**The problem**
Pick out every line of the entries below where "选项不正确" occurs, and copy those lines.
[START OF The data]
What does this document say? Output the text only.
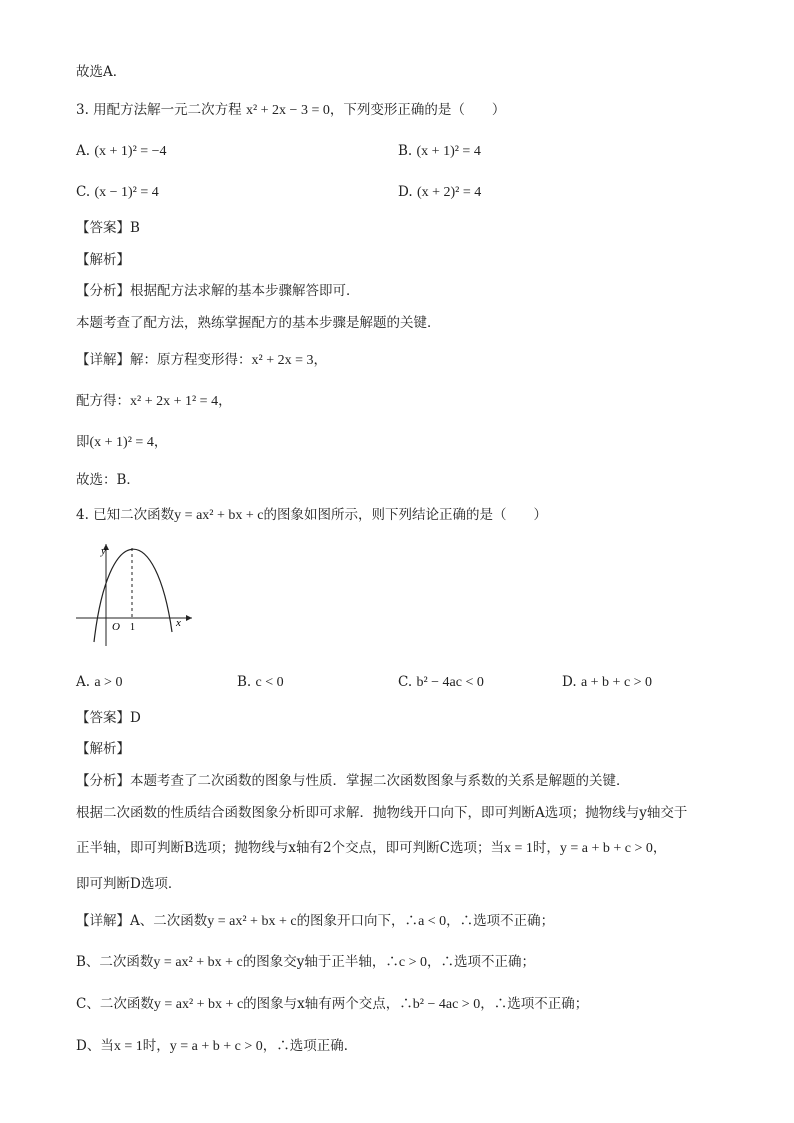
故选A．
3. 用配方法解一元二次方程 x² + 2x − 3 = 0，下列变形正确的是（　　）
A. (x + 1)² = −4	B. (x + 1)² = 4
C. (x − 1)² = 4	D. (x + 2)² = 4
【答案】B
【解析】
【分析】根据配方法求解的基本步骤解答即可．
本题考查了配方法，熟练掌握配方的基本步骤是解题的关键．
【详解】解：原方程变形得：x² + 2x = 3，
配方得：x² + 2x + 1² = 4，
即(x + 1)² = 4，
故选：B．
4. 已知二次函数y = ax² + bx + c的图象如图所示，则下列结论正确的是（　　）
y
x
O 1
A. a > 0	B. c < 0	C. b² − 4ac < 0	D. a + b + c > 0
【答案】D
【解析】
【分析】本题考查了二次函数的图象与性质．掌握二次函数图象与系数的关系是解题的关键．
根据二次函数的性质结合函数图象分析即可求解．抛物线开口向下，即可判断A选项；抛物线与y轴交于
正半轴，即可判断B选项；抛物线与x轴有2个交点，即可判断C选项；当x = 1时，y = a + b + c > 0，
即可判断D选项．
【详解】A、二次函数y = ax² + bx + c的图象开口向下，∴a < 0，∴选项不正确；
B、二次函数y = ax² + bx + c的图象交y轴于正半轴，∴c > 0，∴选项不正确；
C、二次函数y = ax² + bx + c的图象与x轴有两个交点，∴b² − 4ac > 0，∴选项不正确；
D、当x = 1时，y = a + b + c > 0，∴选项正确．
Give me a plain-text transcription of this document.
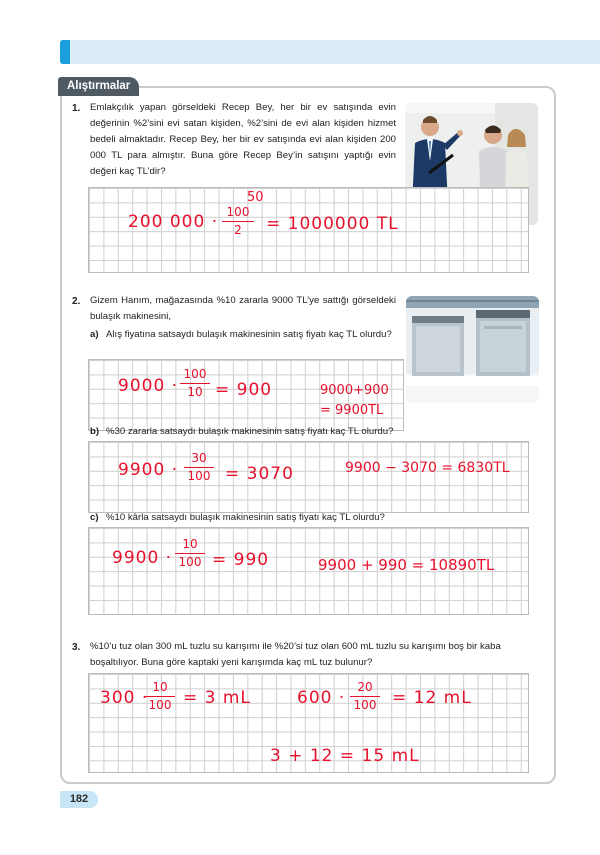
Alıştırmalar
1. Emlakçılık yapan görseldeki Recep Bey, her bir ev satışında evin değerinin %2’sini evi satan kişiden, %2’sini de evi alan kişiden hizmet bedeli almaktadır. Recep Bey, her bir ev satışında evi alan kişiden 200 000 TL para almıştır. Buna göre Recep Bey’in satışını yaptığı evin değeri kaç TL’dir?
200 000 ·
50
100
2	= 1000000 TL
2. Gizem Hanım, mağazasında %10 zararla 9000 TL’ye sattığı görseldeki bulaşık makinesini,
a) Alış fiyatına satsaydı bulaşık makinesinin satış fiyatı kaç TL olurdu?
9000 ·
100
10 = 900	9000+900
= 9900TL
b) %30 zararla satsaydı bulaşık makinesinin satış fiyatı kaç TL olurdu?
9900 ·
30
100 = 3070	9900 − 3070 = 6830TL
c) %10 kârla satsaydı bulaşık makinesinin satış fiyatı kaç TL olurdu?
9900 ·
10
100 = 990	9900 + 990 = 10890TL
3. %10’u tuz olan 300 mL tuzlu su karışımı ile %20’si tuz olan 600 mL tuzlu su karışımı boş bir kaba boşaltılıyor. Buna göre kaptaki yeni karışımda kaç mL tuz bulunur?
300 ·
10
100 = 3 mL	600 ·
20
100 = 12 mL
3 + 12 = 15 mL
182
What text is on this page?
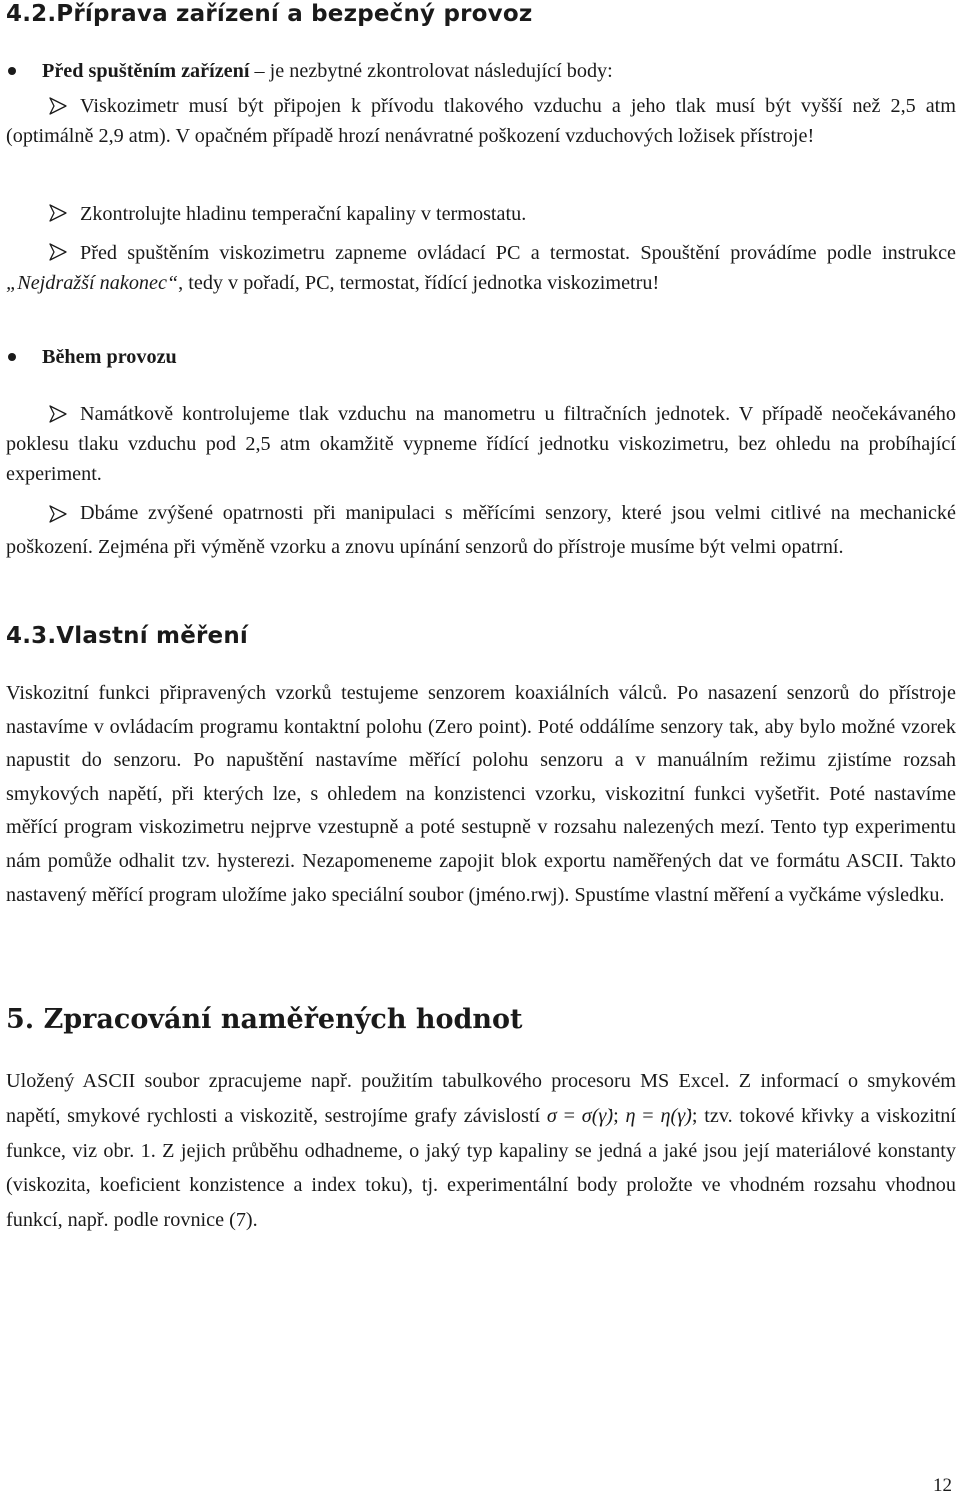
4.2.Příprava zařízení a bezpečný provoz
Před spuštěním zařízení – je nezbytné zkontrolovat následující body:

Viskozimetr musí být připojen k přívodu tlakového vzduchu a jeho tlak musí být vyšší než 2,5 atm (optimálně 2,9 atm). V opačném případě hrozí nenávratné poškození vzduchových ložisek přístroje!

Zkontrolujte hladinu temperační kapaliny v termostatu.

Před spuštěním viskozimetru zapneme ovládací PC a termostat. Spouštění provádíme podle instrukce „Nejdražší nakonec“, tedy v pořadí, PC, termostat, řídící jednotka viskozimetru!

Během provozu

Namátkově kontrolujeme tlak vzduchu na manometru u filtračních jednotek. V případě neočekávaného poklesu tlaku vzduchu pod 2,5 atm okamžitě vypneme řídící jednotku viskozimetru, bez ohledu na probíhající experiment.

Dbáme zvýšené opatrnosti při manipulaci s měřícími senzory, které jsou velmi citlivé na mechanické poškození. Zejména při výměně vzorku a znovu upínání senzorů do přístroje musíme být velmi opatrní.

4.3.Vlastní měření

Viskozitní funkci připravených vzorků testujeme senzorem koaxiálních válců. Po nasazení senzorů do přístroje nastavíme v ovládacím programu kontaktní polohu (Zero point). Poté oddálíme senzory tak, aby bylo možné vzorek napustit do senzoru. Po napuštění nastavíme měřící polohu senzoru a v manuálním režimu zjistíme rozsah smykových napětí, při kterých lze, s ohledem na konzistenci vzorku, viskozitní funkci vyšetřit. Poté nastavíme měřící program viskozimetru nejprve vzestupně a poté sestupně v rozsahu nalezených mezí. Tento typ experimentu nám pomůže odhalit tzv. hysterezi. Nezapomeneme zapojit blok exportu naměřených dat ve formátu ASCII. Takto nastavený měřící program uložíme jako speciální soubor (jméno.rwj). Spustíme vlastní měření a vyčkáme výsledku.

5. Zpracování naměřených hodnot

Uložený ASCII soubor zpracujeme např. použitím tabulkového procesoru MS Excel. Z informací o smykovém napětí, smykové rychlosti a viskozitě, sestrojíme grafy závislostí σ = σ(γ̇); η = η(γ̇); tzv. tokové křivky a viskozitní funkce, viz obr. 1. Z jejich průběhu odhadneme, o jaký typ kapaliny se jedná a jaké jsou její materiálové konstanty (viskozita, koeficient konzistence a index toku), tj. experimentální body proložte ve vhodném rozsahu vhodnou funkcí, např. podle rovnice (7).

12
[END OF The data]
**Answer to the problem**
【详解】A、二次函数y = ax² + bx + c的图象开口向下，∴a < 0，∴选项不正确；
B、二次函数y = ax² + bx + c的图象交y轴于正半轴，∴c > 0，∴选项不正确；
C、二次函数y = ax² + bx + c的图象与x轴有两个交点，∴b² − 4ac > 0，∴选项不正确；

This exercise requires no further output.